▸ Data provided:
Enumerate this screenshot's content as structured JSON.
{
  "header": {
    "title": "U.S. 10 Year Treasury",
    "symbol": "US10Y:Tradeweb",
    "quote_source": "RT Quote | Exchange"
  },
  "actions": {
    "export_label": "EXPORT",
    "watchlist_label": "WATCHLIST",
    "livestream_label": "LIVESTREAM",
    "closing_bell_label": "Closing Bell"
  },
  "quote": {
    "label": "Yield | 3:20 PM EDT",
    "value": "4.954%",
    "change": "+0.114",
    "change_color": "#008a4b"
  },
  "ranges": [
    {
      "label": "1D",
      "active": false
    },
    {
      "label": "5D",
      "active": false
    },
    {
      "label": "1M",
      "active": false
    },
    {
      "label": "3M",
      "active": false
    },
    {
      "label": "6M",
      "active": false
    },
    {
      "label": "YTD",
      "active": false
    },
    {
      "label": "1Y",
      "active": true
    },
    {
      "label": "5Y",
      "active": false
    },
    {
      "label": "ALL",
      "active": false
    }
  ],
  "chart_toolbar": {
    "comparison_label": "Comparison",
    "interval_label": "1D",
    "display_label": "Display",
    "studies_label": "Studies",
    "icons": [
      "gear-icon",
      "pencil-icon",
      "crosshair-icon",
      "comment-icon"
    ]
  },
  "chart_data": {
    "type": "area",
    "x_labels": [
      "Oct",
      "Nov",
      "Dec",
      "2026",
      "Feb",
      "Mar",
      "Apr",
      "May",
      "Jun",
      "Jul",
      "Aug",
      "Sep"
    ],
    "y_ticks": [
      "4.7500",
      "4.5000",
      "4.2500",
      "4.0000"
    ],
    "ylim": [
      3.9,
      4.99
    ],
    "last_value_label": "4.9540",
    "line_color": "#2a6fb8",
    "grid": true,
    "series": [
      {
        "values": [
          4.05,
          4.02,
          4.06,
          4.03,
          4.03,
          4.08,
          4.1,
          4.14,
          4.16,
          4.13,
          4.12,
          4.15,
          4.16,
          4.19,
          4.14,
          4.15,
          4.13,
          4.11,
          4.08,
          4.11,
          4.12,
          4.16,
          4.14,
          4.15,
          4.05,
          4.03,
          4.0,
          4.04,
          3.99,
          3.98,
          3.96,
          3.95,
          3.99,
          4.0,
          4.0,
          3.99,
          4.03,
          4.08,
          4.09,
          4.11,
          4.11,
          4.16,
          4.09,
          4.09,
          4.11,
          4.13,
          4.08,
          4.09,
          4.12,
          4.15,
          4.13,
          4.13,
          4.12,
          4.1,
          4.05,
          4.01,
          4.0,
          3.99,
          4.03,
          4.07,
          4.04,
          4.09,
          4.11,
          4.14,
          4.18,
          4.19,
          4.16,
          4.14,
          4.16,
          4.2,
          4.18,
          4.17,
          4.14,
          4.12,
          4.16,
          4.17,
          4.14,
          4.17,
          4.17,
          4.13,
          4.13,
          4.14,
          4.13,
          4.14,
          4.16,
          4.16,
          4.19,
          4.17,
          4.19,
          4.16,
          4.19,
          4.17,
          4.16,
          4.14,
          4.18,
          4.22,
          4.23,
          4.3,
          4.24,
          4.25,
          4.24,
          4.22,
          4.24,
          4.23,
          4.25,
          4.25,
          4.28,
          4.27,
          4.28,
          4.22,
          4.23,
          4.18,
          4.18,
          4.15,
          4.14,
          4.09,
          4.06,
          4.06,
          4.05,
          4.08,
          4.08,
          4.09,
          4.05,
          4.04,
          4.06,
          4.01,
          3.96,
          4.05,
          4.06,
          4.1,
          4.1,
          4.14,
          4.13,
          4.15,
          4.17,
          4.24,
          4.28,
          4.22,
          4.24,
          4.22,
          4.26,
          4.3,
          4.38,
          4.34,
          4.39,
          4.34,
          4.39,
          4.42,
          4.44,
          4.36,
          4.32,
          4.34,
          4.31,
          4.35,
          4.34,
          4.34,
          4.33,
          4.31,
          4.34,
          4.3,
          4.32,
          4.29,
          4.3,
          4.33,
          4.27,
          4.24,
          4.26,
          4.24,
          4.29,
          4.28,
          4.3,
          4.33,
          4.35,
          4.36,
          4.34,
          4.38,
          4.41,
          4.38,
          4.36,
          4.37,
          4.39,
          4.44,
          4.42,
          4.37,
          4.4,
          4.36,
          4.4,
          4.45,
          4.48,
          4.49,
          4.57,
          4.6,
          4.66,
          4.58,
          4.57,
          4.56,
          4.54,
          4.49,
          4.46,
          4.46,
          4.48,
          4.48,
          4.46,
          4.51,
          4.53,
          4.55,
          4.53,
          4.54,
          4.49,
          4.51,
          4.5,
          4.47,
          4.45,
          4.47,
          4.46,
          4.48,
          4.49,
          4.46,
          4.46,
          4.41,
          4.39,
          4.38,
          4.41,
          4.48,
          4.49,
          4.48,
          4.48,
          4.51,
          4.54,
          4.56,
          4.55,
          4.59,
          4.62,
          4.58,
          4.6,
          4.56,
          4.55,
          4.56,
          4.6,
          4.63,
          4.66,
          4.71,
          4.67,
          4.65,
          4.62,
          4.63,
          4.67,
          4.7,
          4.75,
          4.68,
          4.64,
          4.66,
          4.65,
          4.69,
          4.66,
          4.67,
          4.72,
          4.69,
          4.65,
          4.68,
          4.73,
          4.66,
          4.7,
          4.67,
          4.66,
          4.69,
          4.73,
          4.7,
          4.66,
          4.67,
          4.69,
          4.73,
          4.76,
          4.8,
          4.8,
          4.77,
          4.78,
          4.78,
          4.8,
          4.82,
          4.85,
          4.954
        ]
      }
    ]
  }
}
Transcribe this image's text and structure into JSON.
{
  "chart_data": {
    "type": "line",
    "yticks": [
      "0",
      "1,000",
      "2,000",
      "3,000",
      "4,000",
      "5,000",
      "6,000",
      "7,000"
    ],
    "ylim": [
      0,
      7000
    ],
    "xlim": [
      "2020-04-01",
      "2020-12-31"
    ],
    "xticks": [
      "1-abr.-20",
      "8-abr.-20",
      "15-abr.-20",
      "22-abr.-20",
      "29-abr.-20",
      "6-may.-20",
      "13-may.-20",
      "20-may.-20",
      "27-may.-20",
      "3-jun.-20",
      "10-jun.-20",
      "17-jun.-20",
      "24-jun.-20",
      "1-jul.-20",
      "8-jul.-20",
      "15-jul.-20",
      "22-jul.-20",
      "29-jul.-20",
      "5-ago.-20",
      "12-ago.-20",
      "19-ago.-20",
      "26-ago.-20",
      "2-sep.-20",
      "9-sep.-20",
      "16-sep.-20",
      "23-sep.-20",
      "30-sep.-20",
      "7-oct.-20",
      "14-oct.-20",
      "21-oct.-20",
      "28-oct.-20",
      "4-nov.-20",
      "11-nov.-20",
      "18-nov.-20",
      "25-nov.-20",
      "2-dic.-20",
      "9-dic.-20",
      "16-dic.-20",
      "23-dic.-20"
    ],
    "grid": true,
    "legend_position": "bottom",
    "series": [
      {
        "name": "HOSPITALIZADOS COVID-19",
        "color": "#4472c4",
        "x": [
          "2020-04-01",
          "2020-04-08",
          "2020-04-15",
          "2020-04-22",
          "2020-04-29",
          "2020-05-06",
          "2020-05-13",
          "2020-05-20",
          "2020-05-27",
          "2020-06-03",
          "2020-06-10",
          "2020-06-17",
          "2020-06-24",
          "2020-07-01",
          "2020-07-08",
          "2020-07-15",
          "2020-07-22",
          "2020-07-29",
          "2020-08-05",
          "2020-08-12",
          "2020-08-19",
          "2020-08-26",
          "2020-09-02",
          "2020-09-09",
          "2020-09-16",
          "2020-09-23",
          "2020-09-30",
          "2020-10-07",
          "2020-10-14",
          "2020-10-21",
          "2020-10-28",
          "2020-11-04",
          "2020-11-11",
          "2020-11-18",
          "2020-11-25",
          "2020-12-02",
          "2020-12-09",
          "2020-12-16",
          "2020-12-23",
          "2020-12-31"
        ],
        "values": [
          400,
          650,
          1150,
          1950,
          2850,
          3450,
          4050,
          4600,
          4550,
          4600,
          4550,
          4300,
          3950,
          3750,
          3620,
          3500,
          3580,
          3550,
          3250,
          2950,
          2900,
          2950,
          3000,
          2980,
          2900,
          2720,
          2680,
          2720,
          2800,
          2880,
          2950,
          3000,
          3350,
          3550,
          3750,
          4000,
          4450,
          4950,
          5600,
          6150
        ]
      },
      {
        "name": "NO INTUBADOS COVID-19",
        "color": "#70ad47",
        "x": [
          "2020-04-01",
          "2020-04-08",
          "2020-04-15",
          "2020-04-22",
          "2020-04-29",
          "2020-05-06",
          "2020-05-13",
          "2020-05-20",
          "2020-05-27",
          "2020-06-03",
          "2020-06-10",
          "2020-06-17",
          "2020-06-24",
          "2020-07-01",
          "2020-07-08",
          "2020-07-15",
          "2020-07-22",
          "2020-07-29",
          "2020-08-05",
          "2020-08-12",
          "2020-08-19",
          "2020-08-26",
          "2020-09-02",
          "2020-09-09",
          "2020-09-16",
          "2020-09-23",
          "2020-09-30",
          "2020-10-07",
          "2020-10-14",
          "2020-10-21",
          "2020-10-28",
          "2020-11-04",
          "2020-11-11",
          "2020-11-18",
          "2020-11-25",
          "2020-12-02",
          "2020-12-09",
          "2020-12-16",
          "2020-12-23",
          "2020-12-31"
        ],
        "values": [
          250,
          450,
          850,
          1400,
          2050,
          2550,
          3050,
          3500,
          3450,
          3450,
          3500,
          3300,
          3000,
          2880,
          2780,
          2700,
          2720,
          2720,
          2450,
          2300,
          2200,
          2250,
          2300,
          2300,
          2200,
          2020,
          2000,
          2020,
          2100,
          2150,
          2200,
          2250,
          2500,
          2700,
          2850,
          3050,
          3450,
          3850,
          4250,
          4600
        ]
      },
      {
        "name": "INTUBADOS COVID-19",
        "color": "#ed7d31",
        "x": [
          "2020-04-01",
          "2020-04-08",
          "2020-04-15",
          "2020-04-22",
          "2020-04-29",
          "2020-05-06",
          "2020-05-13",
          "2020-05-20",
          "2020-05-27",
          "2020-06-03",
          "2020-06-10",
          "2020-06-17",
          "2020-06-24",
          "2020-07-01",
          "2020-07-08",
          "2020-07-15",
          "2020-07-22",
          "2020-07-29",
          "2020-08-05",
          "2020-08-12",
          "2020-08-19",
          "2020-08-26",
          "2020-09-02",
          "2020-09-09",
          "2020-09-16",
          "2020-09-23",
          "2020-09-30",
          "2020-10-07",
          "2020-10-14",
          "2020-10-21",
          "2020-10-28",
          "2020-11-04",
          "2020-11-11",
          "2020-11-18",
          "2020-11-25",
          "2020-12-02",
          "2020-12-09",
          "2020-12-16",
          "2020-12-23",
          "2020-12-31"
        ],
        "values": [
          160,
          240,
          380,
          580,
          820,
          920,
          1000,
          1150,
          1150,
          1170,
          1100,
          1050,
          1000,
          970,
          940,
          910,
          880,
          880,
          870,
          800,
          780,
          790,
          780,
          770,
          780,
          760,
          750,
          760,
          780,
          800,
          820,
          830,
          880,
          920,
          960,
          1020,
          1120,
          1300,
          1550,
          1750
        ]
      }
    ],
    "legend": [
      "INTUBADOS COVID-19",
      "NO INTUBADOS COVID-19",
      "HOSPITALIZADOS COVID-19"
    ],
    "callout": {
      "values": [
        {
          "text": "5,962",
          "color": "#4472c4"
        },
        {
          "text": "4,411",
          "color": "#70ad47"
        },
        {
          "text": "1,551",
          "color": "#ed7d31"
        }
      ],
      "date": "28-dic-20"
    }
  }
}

▸ Task: Of all the lines in the material above, how many contain the word "COVID"? Give only the count.

▸ Solution for this task: 6